- Objective
Make an exact copy of the listing below.

Dataset rows:
** START **

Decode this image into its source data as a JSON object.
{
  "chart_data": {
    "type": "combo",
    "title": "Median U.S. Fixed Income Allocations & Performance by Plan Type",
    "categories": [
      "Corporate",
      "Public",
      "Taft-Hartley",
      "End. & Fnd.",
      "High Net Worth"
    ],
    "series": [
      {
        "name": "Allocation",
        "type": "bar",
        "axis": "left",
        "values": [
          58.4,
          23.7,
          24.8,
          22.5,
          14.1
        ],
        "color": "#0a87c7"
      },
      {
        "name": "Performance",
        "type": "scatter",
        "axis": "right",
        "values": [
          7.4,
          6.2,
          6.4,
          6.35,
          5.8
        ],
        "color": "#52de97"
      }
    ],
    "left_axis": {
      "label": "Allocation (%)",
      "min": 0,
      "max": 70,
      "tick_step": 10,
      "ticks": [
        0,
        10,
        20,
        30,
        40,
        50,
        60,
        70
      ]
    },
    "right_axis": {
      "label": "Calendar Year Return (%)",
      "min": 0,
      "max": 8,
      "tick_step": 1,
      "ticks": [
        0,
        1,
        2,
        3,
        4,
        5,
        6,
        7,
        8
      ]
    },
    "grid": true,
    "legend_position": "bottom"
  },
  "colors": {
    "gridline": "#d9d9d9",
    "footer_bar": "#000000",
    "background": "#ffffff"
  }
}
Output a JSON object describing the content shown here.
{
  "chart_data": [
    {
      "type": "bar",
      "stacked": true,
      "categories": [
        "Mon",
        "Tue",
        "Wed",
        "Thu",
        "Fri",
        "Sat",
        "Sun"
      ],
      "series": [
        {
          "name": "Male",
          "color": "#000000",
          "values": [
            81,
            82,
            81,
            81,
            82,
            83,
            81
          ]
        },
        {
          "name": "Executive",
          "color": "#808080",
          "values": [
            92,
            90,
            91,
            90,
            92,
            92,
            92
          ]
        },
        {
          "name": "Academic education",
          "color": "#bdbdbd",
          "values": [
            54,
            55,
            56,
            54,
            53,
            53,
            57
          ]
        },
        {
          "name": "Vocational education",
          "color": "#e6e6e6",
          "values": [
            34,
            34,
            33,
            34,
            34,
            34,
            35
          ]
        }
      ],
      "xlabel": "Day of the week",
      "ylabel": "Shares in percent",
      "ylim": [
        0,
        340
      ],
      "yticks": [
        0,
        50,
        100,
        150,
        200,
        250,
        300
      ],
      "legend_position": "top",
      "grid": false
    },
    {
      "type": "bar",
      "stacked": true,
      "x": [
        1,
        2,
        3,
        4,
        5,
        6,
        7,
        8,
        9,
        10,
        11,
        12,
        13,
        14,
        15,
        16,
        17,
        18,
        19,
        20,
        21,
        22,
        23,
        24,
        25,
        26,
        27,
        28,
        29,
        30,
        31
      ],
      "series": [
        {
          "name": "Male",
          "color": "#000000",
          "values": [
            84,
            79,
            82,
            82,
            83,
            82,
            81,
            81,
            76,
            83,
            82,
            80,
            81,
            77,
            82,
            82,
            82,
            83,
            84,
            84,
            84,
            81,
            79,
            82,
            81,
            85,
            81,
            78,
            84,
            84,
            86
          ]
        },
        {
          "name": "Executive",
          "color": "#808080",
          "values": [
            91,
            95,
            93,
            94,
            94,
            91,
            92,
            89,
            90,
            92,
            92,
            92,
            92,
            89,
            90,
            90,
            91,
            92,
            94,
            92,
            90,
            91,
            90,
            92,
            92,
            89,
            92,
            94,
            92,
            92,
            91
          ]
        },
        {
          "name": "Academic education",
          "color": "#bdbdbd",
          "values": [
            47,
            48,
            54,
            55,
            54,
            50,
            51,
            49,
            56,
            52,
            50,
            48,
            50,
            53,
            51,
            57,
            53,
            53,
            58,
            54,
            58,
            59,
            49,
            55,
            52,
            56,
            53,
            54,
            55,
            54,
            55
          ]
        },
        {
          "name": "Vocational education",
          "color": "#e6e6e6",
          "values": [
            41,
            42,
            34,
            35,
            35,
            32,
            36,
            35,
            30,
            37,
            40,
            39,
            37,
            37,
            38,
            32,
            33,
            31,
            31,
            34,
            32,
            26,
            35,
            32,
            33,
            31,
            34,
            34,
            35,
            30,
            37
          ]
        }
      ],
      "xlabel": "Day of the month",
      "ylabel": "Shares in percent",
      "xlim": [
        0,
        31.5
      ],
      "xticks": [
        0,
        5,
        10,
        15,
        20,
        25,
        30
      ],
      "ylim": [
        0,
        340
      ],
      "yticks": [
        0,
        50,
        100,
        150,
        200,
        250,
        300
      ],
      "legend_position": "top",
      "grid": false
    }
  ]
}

** END **

- Solution
Decode this image into its source data as a JSON object.
{
  "chart_data": {
    "type": "combo",
    "title": "Median U.S. Fixed Income Allocations & Performance by Plan Type",
    "categories": [
      "Corporate",
      "Public",
      "Taft-Hartley",
      "End. & Fnd.",
      "High Net Worth"
    ],
    "series": [
      {
        "name": "Allocation",
        "type": "bar",
        "axis": "left",
        "values": [
          58.4,
          23.7,
          24.8,
          22.5,
          14.1
        ],
        "color": "#0a87c7"
      },
      {
        "name": "Performance",
        "type": "scatter",
        "axis": "right",
        "values": [
          7.4,
          6.2,
          6.4,
          6.35,
          5.8
        ],
        "color": "#52de97"
      }
    ],
    "left_axis": {
      "label": "Allocation (%)",
      "min": 0,
      "max": 70,
      "tick_step": 10,
      "ticks": [
        0,
        10,
        20,
        30,
        40,
        50,
        60,
        70
      ]
    },
    "right_axis": {
      "label": "Calendar Year Return (%)",
      "min": 0,
      "max": 8,
      "tick_step": 1,
      "ticks": [
        0,
        1,
        2,
        3,
        4,
        5,
        6,
        7,
        8
      ]
    },
    "grid": true,
    "legend_position": "bottom"
  },
  "colors": {
    "gridline": "#d9d9d9",
    "footer_bar": "#000000",
    "background": "#ffffff"
  }
}
Output a JSON object describing the content shown here.
{
  "chart_data": [
    {
      "type": "bar",
      "stacked": true,
      "categories": [
        "Mon",
        "Tue",
        "Wed",
        "Thu",
        "Fri",
        "Sat",
        "Sun"
      ],
      "series": [
        {
          "name": "Male",
          "color": "#000000",
          "values": [
            81,
            82,
            81,
            81,
            82,
            83,
            81
          ]
        },
        {
          "name": "Executive",
          "color": "#808080",
          "values": [
            92,
            90,
            91,
            90,
            92,
            92,
            92
          ]
        },
        {
          "name": "Academic education",
          "color": "#bdbdbd",
          "values": [
            54,
            55,
            56,
            54,
            53,
            53,
            57
          ]
        },
        {
          "name": "Vocational education",
          "color": "#e6e6e6",
          "values": [
            34,
            34,
            33,
            34,
            34,
            34,
            35
          ]
        }
      ],
      "xlabel": "Day of the week",
      "ylabel": "Shares in percent",
      "ylim": [
        0,
        340
      ],
      "yticks": [
        0,
        50,
        100,
        150,
        200,
        250,
        300
      ],
      "legend_position": "top",
      "grid": false
    },
    {
      "type": "bar",
      "stacked": true,
      "x": [
        1,
        2,
        3,
        4,
        5,
        6,
        7,
        8,
        9,
        10,
        11,
        12,
        13,
        14,
        15,
        16,
        17,
        18,
        19,
        20,
        21,
        22,
        23,
        24,
        25,
        26,
        27,
        28,
        29,
        30,
        31
      ],
      "series": [
        {
          "name": "Male",
          "color": "#000000",
          "values": [
            84,
            79,
            82,
            82,
            83,
            82,
            81,
            81,
            76,
            83,
            82,
            80,
            81,
            77,
            82,
            82,
            82,
            83,
            84,
            84,
            84,
            81,
            79,
            82,
            81,
            85,
            81,
            78,
            84,
            84,
            86
          ]
        },
        {
          "name": "Executive",
          "color": "#808080",
          "values": [
            91,
            95,
            93,
            94,
            94,
            91,
            92,
            89,
            90,
            92,
            92,
            92,
            92,
            89,
            90,
            90,
            91,
            92,
            94,
            92,
            90,
            91,
            90,
            92,
            92,
            89,
            92,
            94,
            92,
            92,
            91
          ]
        },
        {
          "name": "Academic education",
          "color": "#bdbdbd",
          "values": [
            47,
            48,
            54,
            55,
            54,
            50,
            51,
            49,
            56,
            52,
            50,
            48,
            50,
            53,
            51,
            57,
            53,
            53,
            58,
            54,
            58,
            59,
            49,
            55,
            52,
            56,
            53,
            54,
            55,
            54,
            55
          ]
        },
        {
          "name": "Vocational education",
          "color": "#e6e6e6",
          "values": [
            41,
            42,
            34,
            35,
            35,
            32,
            36,
            35,
            30,
            37,
            40,
            39,
            37,
            37,
            38,
            32,
            33,
            31,
            31,
            34,
            32,
            26,
            35,
            32,
            33,
            31,
            34,
            34,
            35,
            30,
            37
          ]
        }
      ],
      "xlabel": "Day of the month",
      "ylabel": "Shares in percent",
      "xlim": [
        0,
        31.5
      ],
      "xticks": [
        0,
        5,
        10,
        15,
        20,
        25,
        30
      ],
      "ylim": [
        0,
        340
      ],
      "yticks": [
        0,
        50,
        100,
        150,
        200,
        250,
        300
      ],
      "legend_position": "top",
      "grid": false
    }
  ]
}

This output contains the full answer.